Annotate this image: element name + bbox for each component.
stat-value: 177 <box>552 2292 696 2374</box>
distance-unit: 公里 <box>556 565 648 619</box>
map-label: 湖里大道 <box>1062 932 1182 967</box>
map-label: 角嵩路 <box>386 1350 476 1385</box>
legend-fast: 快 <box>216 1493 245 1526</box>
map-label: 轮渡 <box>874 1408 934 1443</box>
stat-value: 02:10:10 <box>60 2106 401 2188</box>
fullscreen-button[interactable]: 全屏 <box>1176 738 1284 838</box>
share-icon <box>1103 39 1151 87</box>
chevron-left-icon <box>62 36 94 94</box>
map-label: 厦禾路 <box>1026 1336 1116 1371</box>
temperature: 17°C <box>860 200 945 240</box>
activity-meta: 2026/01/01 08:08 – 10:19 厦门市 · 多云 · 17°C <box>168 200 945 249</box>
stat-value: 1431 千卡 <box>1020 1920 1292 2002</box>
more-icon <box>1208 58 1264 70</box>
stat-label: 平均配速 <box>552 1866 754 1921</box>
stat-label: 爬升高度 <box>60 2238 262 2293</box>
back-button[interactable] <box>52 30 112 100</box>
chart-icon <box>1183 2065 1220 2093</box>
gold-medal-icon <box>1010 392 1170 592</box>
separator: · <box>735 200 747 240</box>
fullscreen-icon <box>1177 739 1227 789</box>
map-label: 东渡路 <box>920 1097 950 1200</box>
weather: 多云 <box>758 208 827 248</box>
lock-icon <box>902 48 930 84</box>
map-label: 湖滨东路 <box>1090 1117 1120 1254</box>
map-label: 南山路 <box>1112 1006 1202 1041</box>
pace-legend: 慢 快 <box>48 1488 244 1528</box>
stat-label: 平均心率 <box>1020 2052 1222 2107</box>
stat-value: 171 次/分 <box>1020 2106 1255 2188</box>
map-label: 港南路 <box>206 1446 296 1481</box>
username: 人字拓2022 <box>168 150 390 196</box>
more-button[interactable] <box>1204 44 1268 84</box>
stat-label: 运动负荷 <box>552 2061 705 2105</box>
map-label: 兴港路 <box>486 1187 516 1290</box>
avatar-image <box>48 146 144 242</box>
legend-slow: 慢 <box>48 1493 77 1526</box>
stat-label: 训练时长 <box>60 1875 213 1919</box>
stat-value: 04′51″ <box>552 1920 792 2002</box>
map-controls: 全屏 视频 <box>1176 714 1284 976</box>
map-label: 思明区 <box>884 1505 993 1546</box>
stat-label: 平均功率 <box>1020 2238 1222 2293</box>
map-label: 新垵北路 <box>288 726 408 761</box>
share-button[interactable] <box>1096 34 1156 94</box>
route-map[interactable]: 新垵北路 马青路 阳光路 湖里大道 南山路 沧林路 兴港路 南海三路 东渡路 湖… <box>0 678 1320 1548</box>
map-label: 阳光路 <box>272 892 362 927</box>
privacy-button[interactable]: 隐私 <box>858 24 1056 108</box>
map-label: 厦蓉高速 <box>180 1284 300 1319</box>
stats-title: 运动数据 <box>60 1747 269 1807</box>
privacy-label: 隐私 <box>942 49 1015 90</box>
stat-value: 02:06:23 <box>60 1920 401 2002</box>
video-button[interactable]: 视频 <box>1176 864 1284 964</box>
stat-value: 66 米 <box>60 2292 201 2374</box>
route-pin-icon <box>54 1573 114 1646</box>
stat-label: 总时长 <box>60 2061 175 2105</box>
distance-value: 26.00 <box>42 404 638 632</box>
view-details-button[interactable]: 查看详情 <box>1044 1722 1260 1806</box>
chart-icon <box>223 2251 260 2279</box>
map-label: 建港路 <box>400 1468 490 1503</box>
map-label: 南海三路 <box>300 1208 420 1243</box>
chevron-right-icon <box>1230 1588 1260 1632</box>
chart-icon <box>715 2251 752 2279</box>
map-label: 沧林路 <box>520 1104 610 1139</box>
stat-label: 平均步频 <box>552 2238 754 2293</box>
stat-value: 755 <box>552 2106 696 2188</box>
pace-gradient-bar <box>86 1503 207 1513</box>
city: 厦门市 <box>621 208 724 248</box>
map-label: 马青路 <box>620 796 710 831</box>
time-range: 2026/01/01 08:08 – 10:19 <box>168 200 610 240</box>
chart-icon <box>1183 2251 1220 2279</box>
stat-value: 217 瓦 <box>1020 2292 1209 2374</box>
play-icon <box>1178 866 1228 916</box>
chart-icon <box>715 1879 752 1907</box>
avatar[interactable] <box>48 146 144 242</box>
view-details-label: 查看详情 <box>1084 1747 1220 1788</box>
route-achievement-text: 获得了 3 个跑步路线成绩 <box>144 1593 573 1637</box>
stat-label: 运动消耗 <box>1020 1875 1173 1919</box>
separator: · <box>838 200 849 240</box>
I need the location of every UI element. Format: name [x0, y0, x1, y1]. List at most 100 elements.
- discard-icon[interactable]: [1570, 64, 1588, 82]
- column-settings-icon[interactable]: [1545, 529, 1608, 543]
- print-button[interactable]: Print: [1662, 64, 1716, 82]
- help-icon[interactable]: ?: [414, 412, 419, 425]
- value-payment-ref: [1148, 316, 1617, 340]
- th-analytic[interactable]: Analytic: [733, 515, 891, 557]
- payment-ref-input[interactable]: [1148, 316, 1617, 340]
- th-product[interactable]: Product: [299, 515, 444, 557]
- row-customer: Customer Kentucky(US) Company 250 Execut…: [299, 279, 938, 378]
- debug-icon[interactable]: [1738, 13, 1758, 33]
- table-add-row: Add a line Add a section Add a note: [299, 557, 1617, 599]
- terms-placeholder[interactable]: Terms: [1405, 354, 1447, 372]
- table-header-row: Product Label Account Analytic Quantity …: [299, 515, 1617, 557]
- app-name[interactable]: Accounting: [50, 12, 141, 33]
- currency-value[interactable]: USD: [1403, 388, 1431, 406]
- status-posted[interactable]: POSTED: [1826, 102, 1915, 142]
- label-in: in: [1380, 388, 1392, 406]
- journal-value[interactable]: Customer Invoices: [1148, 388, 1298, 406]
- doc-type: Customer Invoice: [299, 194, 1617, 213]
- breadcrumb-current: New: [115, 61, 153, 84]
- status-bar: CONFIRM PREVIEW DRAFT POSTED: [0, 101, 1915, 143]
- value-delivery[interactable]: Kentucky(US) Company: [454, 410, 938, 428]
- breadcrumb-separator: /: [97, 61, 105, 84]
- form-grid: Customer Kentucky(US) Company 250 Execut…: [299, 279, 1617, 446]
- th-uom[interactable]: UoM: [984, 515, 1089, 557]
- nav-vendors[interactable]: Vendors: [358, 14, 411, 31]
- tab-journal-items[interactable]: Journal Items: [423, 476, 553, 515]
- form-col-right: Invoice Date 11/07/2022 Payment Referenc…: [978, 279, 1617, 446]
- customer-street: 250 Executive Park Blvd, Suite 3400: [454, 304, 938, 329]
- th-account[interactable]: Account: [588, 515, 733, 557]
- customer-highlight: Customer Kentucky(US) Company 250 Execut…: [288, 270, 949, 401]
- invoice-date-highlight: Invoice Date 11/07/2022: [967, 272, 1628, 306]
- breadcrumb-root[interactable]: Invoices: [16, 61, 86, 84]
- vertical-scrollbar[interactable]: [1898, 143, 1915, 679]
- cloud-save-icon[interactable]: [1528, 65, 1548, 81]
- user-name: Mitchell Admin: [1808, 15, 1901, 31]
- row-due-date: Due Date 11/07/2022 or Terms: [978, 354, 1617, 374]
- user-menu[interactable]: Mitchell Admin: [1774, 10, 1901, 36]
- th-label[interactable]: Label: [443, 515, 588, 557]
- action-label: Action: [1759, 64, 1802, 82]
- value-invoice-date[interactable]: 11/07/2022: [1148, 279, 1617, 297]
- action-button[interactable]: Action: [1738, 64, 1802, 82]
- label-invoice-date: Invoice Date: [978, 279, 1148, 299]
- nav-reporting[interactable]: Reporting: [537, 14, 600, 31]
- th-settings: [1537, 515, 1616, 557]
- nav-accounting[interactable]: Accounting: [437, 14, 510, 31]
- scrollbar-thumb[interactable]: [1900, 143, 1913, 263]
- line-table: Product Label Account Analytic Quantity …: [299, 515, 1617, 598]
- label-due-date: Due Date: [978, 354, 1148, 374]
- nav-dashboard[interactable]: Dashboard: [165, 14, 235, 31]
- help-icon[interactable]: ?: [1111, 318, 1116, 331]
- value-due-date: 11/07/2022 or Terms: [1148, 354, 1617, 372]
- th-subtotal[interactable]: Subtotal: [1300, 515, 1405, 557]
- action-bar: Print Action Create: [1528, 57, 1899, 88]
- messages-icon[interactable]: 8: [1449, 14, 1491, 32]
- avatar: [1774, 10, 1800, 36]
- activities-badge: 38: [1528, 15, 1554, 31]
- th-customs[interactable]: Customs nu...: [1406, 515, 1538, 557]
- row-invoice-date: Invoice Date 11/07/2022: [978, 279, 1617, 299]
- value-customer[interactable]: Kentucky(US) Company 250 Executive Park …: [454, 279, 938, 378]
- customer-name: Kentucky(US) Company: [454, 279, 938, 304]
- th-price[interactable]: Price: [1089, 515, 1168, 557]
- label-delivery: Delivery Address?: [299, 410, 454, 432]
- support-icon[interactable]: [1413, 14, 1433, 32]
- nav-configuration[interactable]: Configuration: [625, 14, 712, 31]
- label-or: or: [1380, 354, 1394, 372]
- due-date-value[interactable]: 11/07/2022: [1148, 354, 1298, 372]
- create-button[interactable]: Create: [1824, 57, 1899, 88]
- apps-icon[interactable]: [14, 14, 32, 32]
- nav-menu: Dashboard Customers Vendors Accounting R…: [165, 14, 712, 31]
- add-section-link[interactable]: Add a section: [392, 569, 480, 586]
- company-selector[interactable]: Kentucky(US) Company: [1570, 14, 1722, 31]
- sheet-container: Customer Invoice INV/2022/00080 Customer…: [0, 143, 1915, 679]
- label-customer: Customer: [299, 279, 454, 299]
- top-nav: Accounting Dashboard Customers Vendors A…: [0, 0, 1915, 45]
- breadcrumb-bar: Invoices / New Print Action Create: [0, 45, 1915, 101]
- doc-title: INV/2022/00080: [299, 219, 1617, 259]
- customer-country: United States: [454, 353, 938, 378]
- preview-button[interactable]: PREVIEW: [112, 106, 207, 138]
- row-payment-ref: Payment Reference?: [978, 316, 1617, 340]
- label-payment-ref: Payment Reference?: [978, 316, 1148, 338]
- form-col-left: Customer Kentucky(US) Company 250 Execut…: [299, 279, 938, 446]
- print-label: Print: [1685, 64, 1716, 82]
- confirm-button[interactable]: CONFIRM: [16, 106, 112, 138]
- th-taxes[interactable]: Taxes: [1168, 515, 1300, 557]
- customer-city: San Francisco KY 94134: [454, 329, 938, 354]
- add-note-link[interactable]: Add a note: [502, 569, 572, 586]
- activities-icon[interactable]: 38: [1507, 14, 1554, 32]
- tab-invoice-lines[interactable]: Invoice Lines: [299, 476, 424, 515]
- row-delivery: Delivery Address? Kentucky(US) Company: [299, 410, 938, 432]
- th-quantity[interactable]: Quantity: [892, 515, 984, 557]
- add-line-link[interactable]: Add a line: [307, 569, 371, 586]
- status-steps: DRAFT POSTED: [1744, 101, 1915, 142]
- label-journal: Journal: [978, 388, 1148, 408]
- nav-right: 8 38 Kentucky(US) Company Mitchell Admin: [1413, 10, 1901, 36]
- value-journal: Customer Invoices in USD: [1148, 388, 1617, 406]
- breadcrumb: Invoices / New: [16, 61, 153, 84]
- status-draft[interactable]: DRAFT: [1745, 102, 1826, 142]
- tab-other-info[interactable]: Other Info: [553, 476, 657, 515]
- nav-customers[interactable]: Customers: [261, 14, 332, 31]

•••

**WORK INSTRUCTIONS**: Please give the lines as a numbered list, starting at the first line and ending at the line containing "stat-value: 02:10:10 <box>60", with both of those lines included and any blank lines left out.

**EXERCISE ANSWER**:
1. Annotate this image: element name + bbox for each component.
2. stat-value: 177 <box>552 2292 696 2374</box>
3. distance-unit: 公里 <box>556 565 648 619</box>
4. map-label: 湖里大道 <box>1062 932 1182 967</box>
5. map-label: 角嵩路 <box>386 1350 476 1385</box>
6. legend-fast: 快 <box>216 1493 245 1526</box>
7. map-label: 轮渡 <box>874 1408 934 1443</box>
8. stat-value: 02:10:10 <box>60 2106 401 2188</box>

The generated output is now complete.